#### TASK STATEMENT:
Rewrite the entries from the line that contains "Element localization: list" through the line that contains "legend-label: 53 /", changing "Temperatur" to "Temperature" and leaving everything else as it is.

#### PROVIDED DATA:
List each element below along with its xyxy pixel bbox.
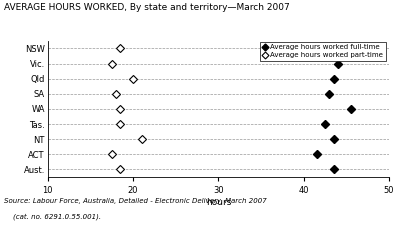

---

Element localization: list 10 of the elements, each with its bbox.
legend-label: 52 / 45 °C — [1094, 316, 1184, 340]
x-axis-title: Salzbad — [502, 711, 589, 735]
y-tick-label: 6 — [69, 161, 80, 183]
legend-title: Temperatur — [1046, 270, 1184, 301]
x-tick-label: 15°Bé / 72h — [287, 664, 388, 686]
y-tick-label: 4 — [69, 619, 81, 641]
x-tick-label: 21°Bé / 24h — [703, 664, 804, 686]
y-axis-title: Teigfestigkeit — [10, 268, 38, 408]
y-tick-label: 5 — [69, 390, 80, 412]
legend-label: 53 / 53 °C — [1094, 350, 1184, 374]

...

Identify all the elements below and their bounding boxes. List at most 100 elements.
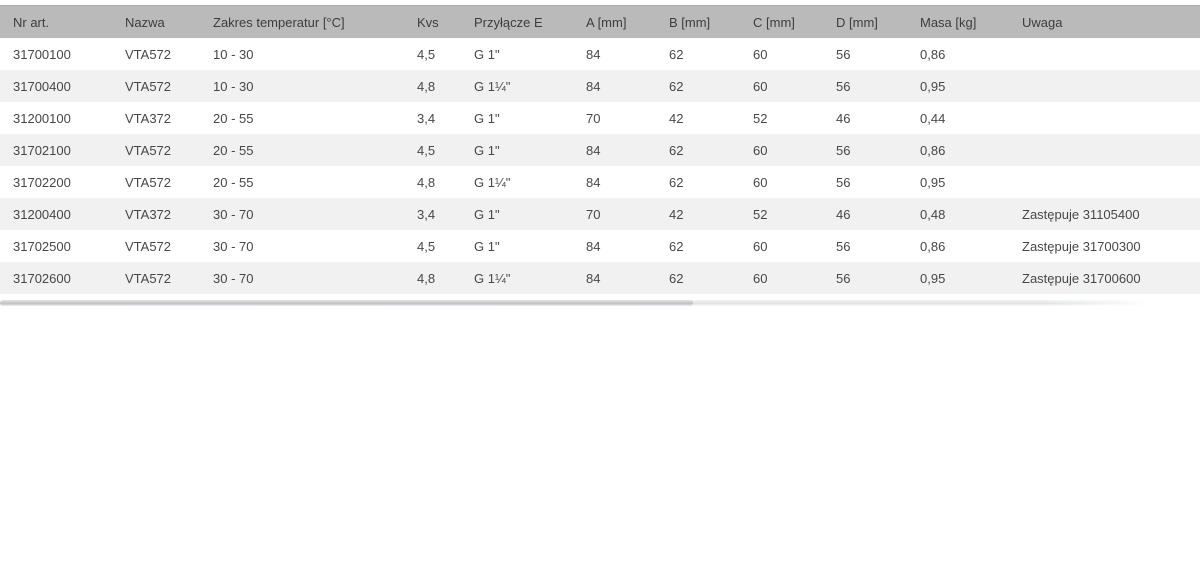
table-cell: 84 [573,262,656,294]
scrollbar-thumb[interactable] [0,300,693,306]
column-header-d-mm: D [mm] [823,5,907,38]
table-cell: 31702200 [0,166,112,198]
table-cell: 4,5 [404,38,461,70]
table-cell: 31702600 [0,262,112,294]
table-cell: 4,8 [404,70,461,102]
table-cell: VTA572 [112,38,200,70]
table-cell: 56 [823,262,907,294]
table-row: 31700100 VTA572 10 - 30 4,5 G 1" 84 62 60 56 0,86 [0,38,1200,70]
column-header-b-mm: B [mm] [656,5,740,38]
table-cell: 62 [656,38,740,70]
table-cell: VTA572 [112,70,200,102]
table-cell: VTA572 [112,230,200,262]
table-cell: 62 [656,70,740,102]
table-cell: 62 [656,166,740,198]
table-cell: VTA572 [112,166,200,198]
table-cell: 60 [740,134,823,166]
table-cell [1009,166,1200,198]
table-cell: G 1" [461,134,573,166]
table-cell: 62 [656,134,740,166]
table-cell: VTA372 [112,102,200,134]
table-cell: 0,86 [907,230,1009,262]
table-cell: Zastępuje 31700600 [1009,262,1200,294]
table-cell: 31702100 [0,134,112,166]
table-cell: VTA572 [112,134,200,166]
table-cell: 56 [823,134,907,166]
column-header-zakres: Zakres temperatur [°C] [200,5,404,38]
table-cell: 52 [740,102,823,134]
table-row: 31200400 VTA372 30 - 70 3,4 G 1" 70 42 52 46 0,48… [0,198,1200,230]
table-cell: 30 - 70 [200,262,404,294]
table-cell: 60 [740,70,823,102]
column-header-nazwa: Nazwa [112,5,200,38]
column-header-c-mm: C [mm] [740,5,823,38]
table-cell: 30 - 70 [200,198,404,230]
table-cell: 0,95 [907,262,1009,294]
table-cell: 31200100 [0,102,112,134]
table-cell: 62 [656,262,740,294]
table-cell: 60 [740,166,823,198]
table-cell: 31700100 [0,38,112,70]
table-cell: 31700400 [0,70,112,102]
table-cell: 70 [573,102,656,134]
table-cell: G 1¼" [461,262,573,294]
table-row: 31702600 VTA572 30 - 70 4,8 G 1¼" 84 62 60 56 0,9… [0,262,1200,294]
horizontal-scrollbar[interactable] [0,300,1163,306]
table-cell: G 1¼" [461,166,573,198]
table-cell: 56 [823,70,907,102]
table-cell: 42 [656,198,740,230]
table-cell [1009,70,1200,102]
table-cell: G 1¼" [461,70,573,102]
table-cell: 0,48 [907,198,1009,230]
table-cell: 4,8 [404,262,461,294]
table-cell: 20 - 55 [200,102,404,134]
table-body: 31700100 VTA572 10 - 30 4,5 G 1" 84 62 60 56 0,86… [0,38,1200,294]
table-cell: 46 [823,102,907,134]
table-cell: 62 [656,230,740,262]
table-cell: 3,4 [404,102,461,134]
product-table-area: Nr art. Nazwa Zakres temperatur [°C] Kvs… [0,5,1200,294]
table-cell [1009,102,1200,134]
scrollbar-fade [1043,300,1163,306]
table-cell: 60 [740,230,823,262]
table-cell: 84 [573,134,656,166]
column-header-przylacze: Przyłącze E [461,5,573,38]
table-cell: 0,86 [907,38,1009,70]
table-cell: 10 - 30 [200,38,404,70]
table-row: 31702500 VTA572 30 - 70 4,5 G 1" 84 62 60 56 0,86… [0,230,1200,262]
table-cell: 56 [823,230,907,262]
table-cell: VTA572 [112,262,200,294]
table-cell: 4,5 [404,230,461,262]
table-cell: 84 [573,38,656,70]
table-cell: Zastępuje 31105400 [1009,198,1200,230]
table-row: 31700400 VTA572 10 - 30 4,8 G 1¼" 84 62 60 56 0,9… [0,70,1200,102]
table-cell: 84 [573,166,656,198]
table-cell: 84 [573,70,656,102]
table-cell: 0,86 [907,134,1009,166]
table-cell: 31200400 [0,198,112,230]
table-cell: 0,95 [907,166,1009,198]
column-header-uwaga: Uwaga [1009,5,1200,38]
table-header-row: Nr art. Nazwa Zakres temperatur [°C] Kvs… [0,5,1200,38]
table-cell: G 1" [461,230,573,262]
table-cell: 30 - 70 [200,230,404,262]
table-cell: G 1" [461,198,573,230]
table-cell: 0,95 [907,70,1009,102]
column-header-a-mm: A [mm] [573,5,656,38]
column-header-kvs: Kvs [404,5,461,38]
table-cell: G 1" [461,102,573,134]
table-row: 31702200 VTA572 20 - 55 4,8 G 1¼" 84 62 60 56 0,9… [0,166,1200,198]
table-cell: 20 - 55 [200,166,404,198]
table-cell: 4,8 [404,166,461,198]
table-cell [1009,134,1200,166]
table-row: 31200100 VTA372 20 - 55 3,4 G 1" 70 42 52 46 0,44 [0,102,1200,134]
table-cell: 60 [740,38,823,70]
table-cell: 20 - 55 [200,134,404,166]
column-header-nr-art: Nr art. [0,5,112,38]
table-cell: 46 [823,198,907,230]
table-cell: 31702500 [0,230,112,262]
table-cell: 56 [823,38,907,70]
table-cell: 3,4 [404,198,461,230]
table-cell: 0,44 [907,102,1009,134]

#### TASK SOLUTION:
Element localization: list 10 of the elements, each with its bbox.
legend-label: 52 / 45 °C — [1094, 316, 1184, 340]
x-axis-title: Salzbad — [502, 711, 589, 735]
y-tick-label: 6 — [69, 161, 80, 183]
legend-title: Temperature — [1046, 270, 1184, 301]
x-tick-label: 15°Bé / 72h — [287, 664, 388, 686]
y-tick-label: 4 — [69, 619, 81, 641]
x-tick-label: 21°Bé / 24h — [703, 664, 804, 686]
y-axis-title: Teigfestigkeit — [10, 268, 38, 408]
y-tick-label: 5 — [69, 390, 80, 412]
legend-label: 53 / 53 °C — [1094, 350, 1184, 374]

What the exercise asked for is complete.